Below are some records; return each one exactly.

▶ SUPPLIED RECORDS
********
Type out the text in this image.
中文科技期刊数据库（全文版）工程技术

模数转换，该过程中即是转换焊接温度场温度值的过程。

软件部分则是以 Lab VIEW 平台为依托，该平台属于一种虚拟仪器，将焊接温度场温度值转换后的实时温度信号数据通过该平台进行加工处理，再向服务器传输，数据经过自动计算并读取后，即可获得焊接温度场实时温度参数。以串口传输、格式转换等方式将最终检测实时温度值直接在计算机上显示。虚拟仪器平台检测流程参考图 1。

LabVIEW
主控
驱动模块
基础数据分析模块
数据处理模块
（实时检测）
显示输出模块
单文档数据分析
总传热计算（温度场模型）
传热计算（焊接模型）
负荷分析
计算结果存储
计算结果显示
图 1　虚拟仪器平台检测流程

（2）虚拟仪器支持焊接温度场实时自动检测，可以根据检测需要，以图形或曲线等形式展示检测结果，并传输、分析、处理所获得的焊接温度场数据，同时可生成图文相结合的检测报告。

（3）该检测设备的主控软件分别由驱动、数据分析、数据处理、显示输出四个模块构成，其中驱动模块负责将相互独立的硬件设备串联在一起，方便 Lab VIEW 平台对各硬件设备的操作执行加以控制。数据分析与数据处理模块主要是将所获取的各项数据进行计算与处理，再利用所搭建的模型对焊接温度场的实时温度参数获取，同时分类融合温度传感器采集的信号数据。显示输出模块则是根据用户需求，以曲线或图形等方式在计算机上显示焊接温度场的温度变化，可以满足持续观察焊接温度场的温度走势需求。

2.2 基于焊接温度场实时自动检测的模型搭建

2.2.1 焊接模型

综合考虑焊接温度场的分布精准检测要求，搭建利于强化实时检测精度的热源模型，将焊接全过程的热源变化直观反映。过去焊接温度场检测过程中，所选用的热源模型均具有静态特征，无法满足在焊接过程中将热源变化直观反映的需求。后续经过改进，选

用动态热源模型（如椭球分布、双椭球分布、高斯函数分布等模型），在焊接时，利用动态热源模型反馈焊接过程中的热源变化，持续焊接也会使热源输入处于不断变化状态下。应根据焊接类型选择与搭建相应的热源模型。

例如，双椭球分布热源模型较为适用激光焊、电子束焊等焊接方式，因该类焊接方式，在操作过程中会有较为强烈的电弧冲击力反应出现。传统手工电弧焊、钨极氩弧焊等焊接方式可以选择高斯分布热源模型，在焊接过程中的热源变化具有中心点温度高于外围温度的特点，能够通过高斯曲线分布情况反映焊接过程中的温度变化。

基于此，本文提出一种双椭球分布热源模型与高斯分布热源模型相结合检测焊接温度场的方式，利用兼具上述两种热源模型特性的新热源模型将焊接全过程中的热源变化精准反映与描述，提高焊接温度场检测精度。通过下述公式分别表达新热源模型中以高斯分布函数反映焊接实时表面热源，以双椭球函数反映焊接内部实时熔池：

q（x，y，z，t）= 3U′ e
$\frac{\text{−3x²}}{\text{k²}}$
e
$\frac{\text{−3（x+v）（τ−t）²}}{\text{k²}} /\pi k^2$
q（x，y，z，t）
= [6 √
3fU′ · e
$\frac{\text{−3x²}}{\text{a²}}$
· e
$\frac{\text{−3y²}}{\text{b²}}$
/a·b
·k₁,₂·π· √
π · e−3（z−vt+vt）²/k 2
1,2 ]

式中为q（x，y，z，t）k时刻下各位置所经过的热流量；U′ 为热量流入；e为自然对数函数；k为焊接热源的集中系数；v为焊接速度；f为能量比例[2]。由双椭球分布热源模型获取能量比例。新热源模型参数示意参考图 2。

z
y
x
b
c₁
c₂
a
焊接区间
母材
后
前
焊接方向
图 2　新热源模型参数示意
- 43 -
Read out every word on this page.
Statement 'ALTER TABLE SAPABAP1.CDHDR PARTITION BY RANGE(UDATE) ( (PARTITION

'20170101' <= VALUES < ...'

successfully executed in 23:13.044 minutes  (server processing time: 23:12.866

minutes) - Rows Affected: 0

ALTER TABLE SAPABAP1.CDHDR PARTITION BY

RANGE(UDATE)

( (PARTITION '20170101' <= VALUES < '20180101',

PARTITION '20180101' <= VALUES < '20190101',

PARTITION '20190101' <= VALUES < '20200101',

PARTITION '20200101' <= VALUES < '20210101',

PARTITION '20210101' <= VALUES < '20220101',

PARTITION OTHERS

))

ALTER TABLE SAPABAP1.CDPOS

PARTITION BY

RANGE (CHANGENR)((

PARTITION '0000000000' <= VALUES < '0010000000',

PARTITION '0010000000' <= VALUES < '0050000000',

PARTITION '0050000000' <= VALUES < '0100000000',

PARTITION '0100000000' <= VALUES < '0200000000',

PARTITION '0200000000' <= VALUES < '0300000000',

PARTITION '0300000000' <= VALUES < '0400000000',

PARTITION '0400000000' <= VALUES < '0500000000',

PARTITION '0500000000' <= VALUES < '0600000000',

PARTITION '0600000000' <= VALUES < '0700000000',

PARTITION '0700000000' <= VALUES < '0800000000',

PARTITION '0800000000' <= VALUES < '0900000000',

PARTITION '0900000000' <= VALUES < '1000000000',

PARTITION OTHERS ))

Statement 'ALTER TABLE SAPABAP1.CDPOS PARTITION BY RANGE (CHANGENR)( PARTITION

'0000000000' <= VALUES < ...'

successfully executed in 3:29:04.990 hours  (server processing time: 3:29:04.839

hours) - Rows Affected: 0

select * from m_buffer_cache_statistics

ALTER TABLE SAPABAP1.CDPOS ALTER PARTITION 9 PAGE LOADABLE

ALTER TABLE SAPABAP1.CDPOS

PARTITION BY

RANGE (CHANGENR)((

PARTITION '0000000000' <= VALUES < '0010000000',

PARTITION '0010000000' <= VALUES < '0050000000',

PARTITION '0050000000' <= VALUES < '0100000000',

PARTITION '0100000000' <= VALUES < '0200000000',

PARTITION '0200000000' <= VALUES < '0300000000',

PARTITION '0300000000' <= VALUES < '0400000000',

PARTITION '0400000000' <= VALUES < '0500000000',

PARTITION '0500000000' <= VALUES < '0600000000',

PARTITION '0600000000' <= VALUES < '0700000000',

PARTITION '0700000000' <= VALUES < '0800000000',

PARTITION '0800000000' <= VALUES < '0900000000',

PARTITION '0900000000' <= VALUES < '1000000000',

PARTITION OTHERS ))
********
▶ CORRECT ANSWER
Type out the text in this image.
中文科技期刊数据库（全文版）工程技术

模数转换，该过程中即是转换焊接温度场温度值的过程。

软件部分则是以 Lab VIEW 平台为依托，该平台属于一种虚拟仪器，将焊接温度场温度值转换后的实时温度信号数据通过该平台进行加工处理，再向服务器传输，数据经过自动计算并读取后，即可获得焊接温度场实时温度参数。以串口传输、格式转换等方式将最终检测实时温度值直接在计算机上显示。虚拟仪器平台检测流程参考图 1。

LabVIEW
主控
驱动模块
基础数据分析模块
数据处理模块
（实时检测）
显示输出模块
单文档数据分析
总传热计算（温度场模型）
传热计算（焊接模型）
负荷分析
计算结果存储
计算结果显示
图 1　虚拟仪器平台检测流程

（2）虚拟仪器支持焊接温度场实时自动检测，可以根据检测需要，以图形或曲线等形式展示检测结果，并传输、分析、处理所获得的焊接温度场数据，同时可生成图文相结合的检测报告。

（3）该检测设备的主控软件分别由驱动、数据分析、数据处理、显示输出四个模块构成，其中驱动模块负责将相互独立的硬件设备串联在一起，方便 Lab VIEW 平台对各硬件设备的操作执行加以控制。数据分析与数据处理模块主要是将所获取的各项数据进行计算与处理，再利用所搭建的模型对焊接温度场的实时温度参数获取，同时分类融合温度传感器采集的信号数据。显示输出模块则是根据用户需求，以曲线或图形等方式在计算机上显示焊接温度场的温度变化，可以满足持续观察焊接温度场的温度走势需求。

2.2 基于焊接温度场实时自动检测的模型搭建

2.2.1 焊接模型

综合考虑焊接温度场的分布精准检测要求，搭建利于强化实时检测精度的热源模型，将焊接全过程的热源变化直观反映。过去焊接温度场检测过程中，所选用的热源模型均具有静态特征，无法满足在焊接过程中将热源变化直观反映的需求。后续经过改进，选

用动态热源模型（如椭球分布、双椭球分布、高斯函数分布等模型），在焊接时，利用动态热源模型反馈焊接过程中的热源变化，持续焊接也会使热源输入处于不断变化状态下。应根据焊接类型选择与搭建相应的热源模型。

例如，双椭球分布热源模型较为适用激光焊、电子束焊等焊接方式，因该类焊接方式，在操作过程中会有较为强烈的电弧冲击力反应出现。传统手工电弧焊、钨极氩弧焊等焊接方式可以选择高斯分布热源模型，在焊接过程中的热源变化具有中心点温度高于外围温度的特点，能够通过高斯曲线分布情况反映焊接过程中的温度变化。

基于此，本文提出一种双椭球分布热源模型与高斯分布热源模型相结合检测焊接温度场的方式，利用兼具上述两种热源模型特性的新热源模型将焊接全过程中的热源变化精准反映与描述，提高焊接温度场检测精度。通过下述公式分别表达新热源模型中以高斯分布函数反映焊接实时表面热源，以双椭球函数反映焊接内部实时熔池：

q（x，y，z，t）= 3U′ e
$\frac{\text{−3x²}}{\text{k²}}$
e
$\frac{\text{−3（x+v）（τ−t）²}}{\text{k²}} /\pi k^2$
q（x，y，z，t）
= [6 √
3fU′ · e
$\frac{\text{−3x²}}{\text{a²}}$
· e
$\frac{\text{−3y²}}{\text{b²}}$
/a·b
·k₁,₂·π· √
π · e−3（z−vt+vt）²/k 2
1,2 ]

式中为q（x，y，z，t）k时刻下各位置所经过的热流量；U′ 为热量流入；e为自然对数函数；k为焊接热源的集中系数；v为焊接速度；f为能量比例[2]。由双椭球分布热源模型获取能量比例。新热源模型参数示意参考图 2。

z
y
x
b
c₁
c₂
a
焊接区间
母材
后
前
焊接方向
图 2　新热源模型参数示意
- 43 -
Read out every word on this page.
Statement 'ALTER TABLE SAPABAP1.CDHDR PARTITION BY RANGE(UDATE) ( (PARTITION

'20170101' <= VALUES < ...'

successfully executed in 23:13.044 minutes  (server processing time: 23:12.866

minutes) - Rows Affected: 0

ALTER TABLE SAPABAP1.CDHDR PARTITION BY

RANGE(UDATE)

( (PARTITION '20170101' <= VALUES < '20180101',

PARTITION '20180101' <= VALUES < '20190101',

PARTITION '20190101' <= VALUES < '20200101',

PARTITION '20200101' <= VALUES < '20210101',

PARTITION '20210101' <= VALUES < '20220101',

PARTITION OTHERS

))

ALTER TABLE SAPABAP1.CDPOS

PARTITION BY

RANGE (CHANGENR)((

PARTITION '0000000000' <= VALUES < '0010000000',

PARTITION '0010000000' <= VALUES < '0050000000',

PARTITION '0050000000' <= VALUES < '0100000000',

PARTITION '0100000000' <= VALUES < '0200000000',

PARTITION '0200000000' <= VALUES < '0300000000',

PARTITION '0300000000' <= VALUES < '0400000000',

PARTITION '0400000000' <= VALUES < '0500000000',

PARTITION '0500000000' <= VALUES < '0600000000',

PARTITION '0600000000' <= VALUES < '0700000000',

PARTITION '0700000000' <= VALUES < '0800000000',

PARTITION '0800000000' <= VALUES < '0900000000',

PARTITION '0900000000' <= VALUES < '1000000000',

PARTITION OTHERS ))

Statement 'ALTER TABLE SAPABAP1.CDPOS PARTITION BY RANGE (CHANGENR)( PARTITION

'0000000000' <= VALUES < ...'

successfully executed in 3:29:04.990 hours  (server processing time: 3:29:04.839

hours) - Rows Affected: 0

select * from m_buffer_cache_statistics

ALTER TABLE SAPABAP1.CDPOS ALTER PARTITION 9 PAGE LOADABLE

ALTER TABLE SAPABAP1.CDPOS

PARTITION BY

RANGE (CHANGENR)((

PARTITION '0000000000' <= VALUES < '0010000000',

PARTITION '0010000000' <= VALUES < '0050000000',

PARTITION '0050000000' <= VALUES < '0100000000',

PARTITION '0100000000' <= VALUES < '0200000000',

PARTITION '0200000000' <= VALUES < '0300000000',

PARTITION '0300000000' <= VALUES < '0400000000',

PARTITION '0400000000' <= VALUES < '0500000000',

PARTITION '0500000000' <= VALUES < '0600000000',

PARTITION '0600000000' <= VALUES < '0700000000',

PARTITION '0700000000' <= VALUES < '0800000000',

PARTITION '0800000000' <= VALUES < '0900000000',

PARTITION '0900000000' <= VALUES < '1000000000',

PARTITION OTHERS ))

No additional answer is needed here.